[A run of data]

┏━━

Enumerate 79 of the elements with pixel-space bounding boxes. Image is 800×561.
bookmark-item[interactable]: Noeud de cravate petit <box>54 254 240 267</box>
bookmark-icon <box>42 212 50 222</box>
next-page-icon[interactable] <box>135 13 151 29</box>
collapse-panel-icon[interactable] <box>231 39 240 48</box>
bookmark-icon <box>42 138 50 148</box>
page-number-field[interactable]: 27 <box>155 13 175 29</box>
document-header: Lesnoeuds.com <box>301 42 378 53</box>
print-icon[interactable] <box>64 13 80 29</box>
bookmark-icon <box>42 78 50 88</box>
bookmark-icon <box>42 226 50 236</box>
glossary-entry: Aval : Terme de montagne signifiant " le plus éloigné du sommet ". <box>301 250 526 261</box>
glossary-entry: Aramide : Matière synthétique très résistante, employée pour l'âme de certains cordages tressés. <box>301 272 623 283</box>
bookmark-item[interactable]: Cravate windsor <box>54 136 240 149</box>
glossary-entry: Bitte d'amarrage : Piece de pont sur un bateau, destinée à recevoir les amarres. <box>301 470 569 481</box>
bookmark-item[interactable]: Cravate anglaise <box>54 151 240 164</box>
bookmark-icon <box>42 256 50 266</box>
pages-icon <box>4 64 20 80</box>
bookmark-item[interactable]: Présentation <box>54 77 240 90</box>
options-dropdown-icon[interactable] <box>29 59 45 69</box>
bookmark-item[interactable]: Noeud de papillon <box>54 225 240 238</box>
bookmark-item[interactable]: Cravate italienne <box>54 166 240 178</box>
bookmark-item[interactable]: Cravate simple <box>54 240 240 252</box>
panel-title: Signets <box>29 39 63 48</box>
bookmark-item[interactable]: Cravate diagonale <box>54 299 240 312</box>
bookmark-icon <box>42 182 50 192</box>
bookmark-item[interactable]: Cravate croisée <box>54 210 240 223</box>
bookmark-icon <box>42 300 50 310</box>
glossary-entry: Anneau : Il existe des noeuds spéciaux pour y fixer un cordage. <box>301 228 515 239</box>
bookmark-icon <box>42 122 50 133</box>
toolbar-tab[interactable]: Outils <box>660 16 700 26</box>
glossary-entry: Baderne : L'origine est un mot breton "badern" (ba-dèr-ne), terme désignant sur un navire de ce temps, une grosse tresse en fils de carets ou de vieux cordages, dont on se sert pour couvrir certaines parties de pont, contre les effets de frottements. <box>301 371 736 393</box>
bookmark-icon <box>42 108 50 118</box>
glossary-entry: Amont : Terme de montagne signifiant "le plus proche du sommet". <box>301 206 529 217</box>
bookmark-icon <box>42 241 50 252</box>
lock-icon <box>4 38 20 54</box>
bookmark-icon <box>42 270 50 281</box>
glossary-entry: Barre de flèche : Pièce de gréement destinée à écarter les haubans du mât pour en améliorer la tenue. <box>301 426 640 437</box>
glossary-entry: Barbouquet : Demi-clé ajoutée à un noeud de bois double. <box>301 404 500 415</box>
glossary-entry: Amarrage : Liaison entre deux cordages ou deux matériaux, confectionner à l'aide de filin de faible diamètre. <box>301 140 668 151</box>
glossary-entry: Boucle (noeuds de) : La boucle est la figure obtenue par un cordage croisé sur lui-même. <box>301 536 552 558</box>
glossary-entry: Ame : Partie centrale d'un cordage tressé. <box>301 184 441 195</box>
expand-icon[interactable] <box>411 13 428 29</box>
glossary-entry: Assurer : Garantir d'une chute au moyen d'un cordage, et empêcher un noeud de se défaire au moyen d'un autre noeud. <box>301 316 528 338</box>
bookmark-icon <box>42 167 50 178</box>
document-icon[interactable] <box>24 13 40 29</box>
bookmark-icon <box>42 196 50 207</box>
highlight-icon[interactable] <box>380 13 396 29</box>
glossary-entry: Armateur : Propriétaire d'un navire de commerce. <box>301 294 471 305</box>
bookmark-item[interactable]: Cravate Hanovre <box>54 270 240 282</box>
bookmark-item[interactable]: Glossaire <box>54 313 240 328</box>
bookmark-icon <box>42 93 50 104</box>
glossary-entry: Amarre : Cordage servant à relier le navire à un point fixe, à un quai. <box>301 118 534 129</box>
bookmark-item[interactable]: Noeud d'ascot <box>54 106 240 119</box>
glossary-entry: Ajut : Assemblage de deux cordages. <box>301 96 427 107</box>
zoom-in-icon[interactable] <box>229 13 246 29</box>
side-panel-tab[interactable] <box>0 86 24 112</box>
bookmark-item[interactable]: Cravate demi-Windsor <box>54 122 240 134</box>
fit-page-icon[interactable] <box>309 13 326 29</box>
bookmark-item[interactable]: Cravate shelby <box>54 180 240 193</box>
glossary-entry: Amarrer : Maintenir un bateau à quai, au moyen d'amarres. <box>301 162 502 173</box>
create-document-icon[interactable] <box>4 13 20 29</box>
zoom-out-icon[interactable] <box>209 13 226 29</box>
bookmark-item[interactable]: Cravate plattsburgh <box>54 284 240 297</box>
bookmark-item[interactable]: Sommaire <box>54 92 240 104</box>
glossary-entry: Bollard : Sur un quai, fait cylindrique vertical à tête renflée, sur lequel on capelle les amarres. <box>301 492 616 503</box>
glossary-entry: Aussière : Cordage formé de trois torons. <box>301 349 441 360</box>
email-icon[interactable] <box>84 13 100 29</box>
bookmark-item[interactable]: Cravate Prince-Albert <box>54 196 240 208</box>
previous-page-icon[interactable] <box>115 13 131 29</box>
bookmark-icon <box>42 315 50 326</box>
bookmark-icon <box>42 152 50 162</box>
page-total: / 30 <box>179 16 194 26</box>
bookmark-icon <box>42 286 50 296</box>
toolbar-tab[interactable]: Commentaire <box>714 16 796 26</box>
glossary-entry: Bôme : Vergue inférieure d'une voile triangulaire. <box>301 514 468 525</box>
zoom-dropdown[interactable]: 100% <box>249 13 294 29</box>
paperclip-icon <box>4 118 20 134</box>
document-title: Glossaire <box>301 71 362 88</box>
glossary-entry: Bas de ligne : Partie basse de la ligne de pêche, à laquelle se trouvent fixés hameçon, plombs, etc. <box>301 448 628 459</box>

┗━━

* _WORK INSTRUCTIONS_: Count how many lines of the data above contain the string "pont". Reply with the number alone.

* _RESPONSE_: 2